**WORK INSTRUCTIONS:** Write out each line that follows exactly as it stands, without the pictures.

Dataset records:
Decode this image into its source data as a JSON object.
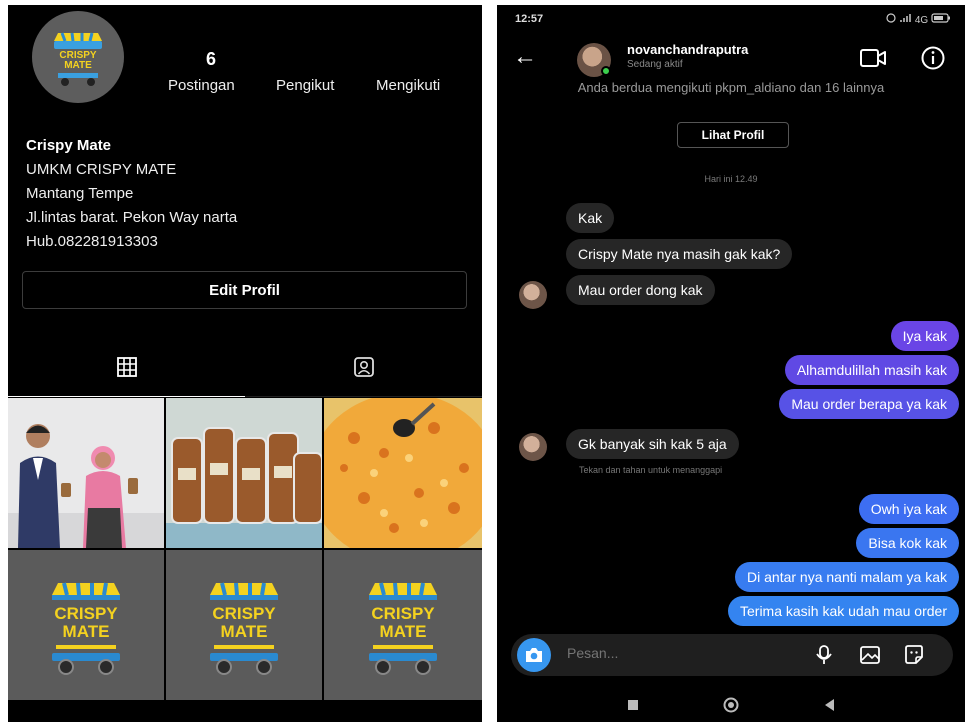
{
  "profile": {
    "stats": {
      "posts_count": "6",
      "posts_label": "Postingan",
      "followers_label": "Pengikut",
      "following_label": "Mengikuti"
    },
    "bio": {
      "name": "Crispy Mate",
      "line1": "UMKM CRISPY MATE",
      "line2": "Mantang Tempe",
      "line3": "Jl.lintas barat. Pekon Way narta",
      "line4": "Hub.082281913303"
    },
    "edit_button": "Edit Profil",
    "logo": {
      "line1": "CRISPY",
      "line2": "MATE"
    }
  },
  "chat": {
    "status_time": "12:57",
    "status_system": "4G",
    "username": "novanchandraputra",
    "status": "Sedang aktif",
    "mutual": "Anda berdua mengikuti pkpm_aldiano dan 16 lainnya",
    "view_profile": "Lihat Profil",
    "day_time": "Hari ini 12.49",
    "messages": [
      {
        "from": "them",
        "text": "Kak"
      },
      {
        "from": "them",
        "text": "Crispy Mate nya masih gak kak?"
      },
      {
        "from": "them",
        "text": "Mau order dong kak"
      },
      {
        "from": "me",
        "text": "Iya kak"
      },
      {
        "from": "me",
        "text": "Alhamdulillah masih kak"
      },
      {
        "from": "me",
        "text": "Mau order berapa ya kak"
      },
      {
        "from": "them",
        "text": "Gk banyak sih kak 5 aja"
      },
      {
        "from": "me",
        "text": "Owh iya kak"
      },
      {
        "from": "me",
        "text": "Bisa kok kak"
      },
      {
        "from": "me",
        "text": "Di antar nya nanti malam ya kak"
      },
      {
        "from": "me",
        "text": "Terima kasih kak udah mau order"
      }
    ],
    "hint": "Tekan dan tahan untuk menanggapi",
    "input_placeholder": "Pesan..."
  },
  "colors": {
    "bubble_purple": "#6f4fe3",
    "bubble_blue": "#3a7bf0",
    "accent_blue": "#3797f0",
    "logo_yellow": "#f4d21f"
  }
}
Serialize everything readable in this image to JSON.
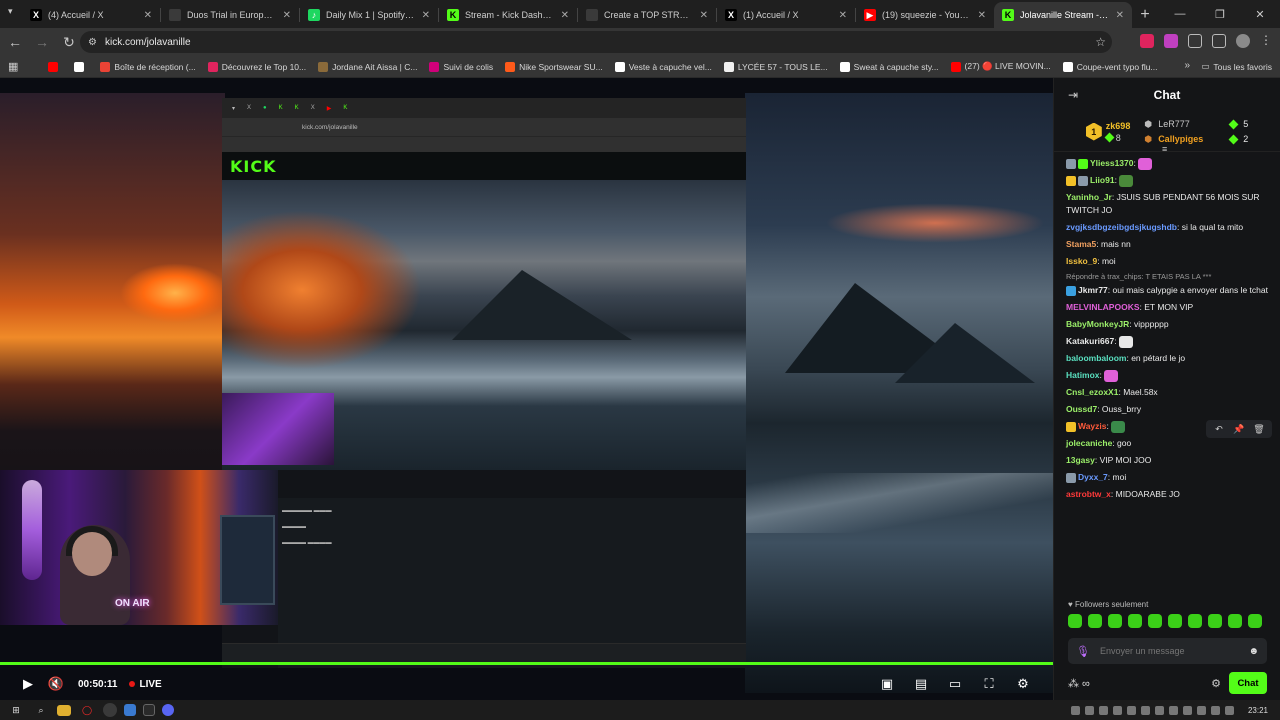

**RESULT FOR THIS EXERCISE:**
Decode this image into its source data as a JSON object.
{
  "profile": {
    "stats": {
      "posts_count": "6",
      "posts_label": "Postingan",
      "followers_label": "Pengikut",
      "following_label": "Mengikuti"
    },
    "bio": {
      "name": "Crispy Mate",
      "line1": "UMKM CRISPY MATE",
      "line2": "Mantang Tempe",
      "line3": "Jl.lintas barat. Pekon Way narta",
      "line4": "Hub.082281913303"
    },
    "edit_button": "Edit Profil",
    "logo": {
      "line1": "CRISPY",
      "line2": "MATE"
    }
  },
  "chat": {
    "status_time": "12:57",
    "status_system": "4G",
    "username": "novanchandraputra",
    "status": "Sedang aktif",
    "mutual": "Anda berdua mengikuti pkpm_aldiano dan 16 lainnya",
    "view_profile": "Lihat Profil",
    "day_time": "Hari ini 12.49",
    "messages": [
      {
        "from": "them",
        "text": "Kak"
      },
      {
        "from": "them",
        "text": "Crispy Mate nya masih gak kak?"
      },
      {
        "from": "them",
        "text": "Mau order dong kak"
      },
      {
        "from": "me",
        "text": "Iya kak"
      },
      {
        "from": "me",
        "text": "Alhamdulillah masih kak"
      },
      {
        "from": "me",
        "text": "Mau order berapa ya kak"
      },
      {
        "from": "them",
        "text": "Gk banyak sih kak 5 aja"
      },
      {
        "from": "me",
        "text": "Owh iya kak"
      },
      {
        "from": "me",
        "text": "Bisa kok kak"
      },
      {
        "from": "me",
        "text": "Di antar nya nanti malam ya kak"
      },
      {
        "from": "me",
        "text": "Terima kasih kak udah mau order"
      }
    ],
    "hint": "Tekan dan tahan untuk menanggapi",
    "input_placeholder": "Pesan..."
  },
  "colors": {
    "bubble_purple": "#6f4fe3",
    "bubble_blue": "#3a7bf0",
    "accent_blue": "#3797f0",
    "logo_yellow": "#f4d21f"
  }
}
Serialize everything readable in this image to JSON.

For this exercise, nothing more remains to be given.